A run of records
════════════════
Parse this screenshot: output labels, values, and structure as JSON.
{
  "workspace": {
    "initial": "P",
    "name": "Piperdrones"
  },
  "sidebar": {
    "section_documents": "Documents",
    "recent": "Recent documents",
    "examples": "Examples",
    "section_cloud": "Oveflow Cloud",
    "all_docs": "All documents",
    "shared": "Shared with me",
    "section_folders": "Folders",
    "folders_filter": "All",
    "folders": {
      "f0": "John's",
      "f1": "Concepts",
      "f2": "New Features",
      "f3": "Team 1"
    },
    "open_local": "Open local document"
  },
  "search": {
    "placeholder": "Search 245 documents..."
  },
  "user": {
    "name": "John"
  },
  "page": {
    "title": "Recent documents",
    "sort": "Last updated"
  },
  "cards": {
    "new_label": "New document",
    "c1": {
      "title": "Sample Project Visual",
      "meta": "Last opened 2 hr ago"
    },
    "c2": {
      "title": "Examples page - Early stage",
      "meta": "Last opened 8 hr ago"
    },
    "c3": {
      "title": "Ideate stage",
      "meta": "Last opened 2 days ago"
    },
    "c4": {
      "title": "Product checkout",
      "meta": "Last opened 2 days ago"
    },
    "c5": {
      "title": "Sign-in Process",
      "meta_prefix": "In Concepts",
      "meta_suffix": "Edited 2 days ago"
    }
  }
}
════════════════
Directive -> Extract all lines as given.

Task result ->
Parse this screenshot: output labels, values, and structure as JSON.
{
  "workspace": {
    "initial": "P",
    "name": "Piperdrones"
  },
  "sidebar": {
    "section_documents": "Documents",
    "recent": "Recent documents",
    "examples": "Examples",
    "section_cloud": "Oveflow Cloud",
    "all_docs": "All documents",
    "shared": "Shared with me",
    "section_folders": "Folders",
    "folders_filter": "All",
    "folders": {
      "f0": "John's",
      "f1": "Concepts",
      "f2": "New Features",
      "f3": "Team 1"
    },
    "open_local": "Open local document"
  },
  "search": {
    "placeholder": "Search 245 documents..."
  },
  "user": {
    "name": "John"
  },
  "page": {
    "title": "Recent documents",
    "sort": "Last updated"
  },
  "cards": {
    "new_label": "New document",
    "c1": {
      "title": "Sample Project Visual",
      "meta": "Last opened 2 hr ago"
    },
    "c2": {
      "title": "Examples page - Early stage",
      "meta": "Last opened 8 hr ago"
    },
    "c3": {
      "title": "Ideate stage",
      "meta": "Last opened 2 days ago"
    },
    "c4": {
      "title": "Product checkout",
      "meta": "Last opened 2 days ago"
    },
    "c5": {
      "title": "Sign-in Process",
      "meta_prefix": "In Concepts",
      "meta_suffix": "Edited 2 days ago"
    }
  }
}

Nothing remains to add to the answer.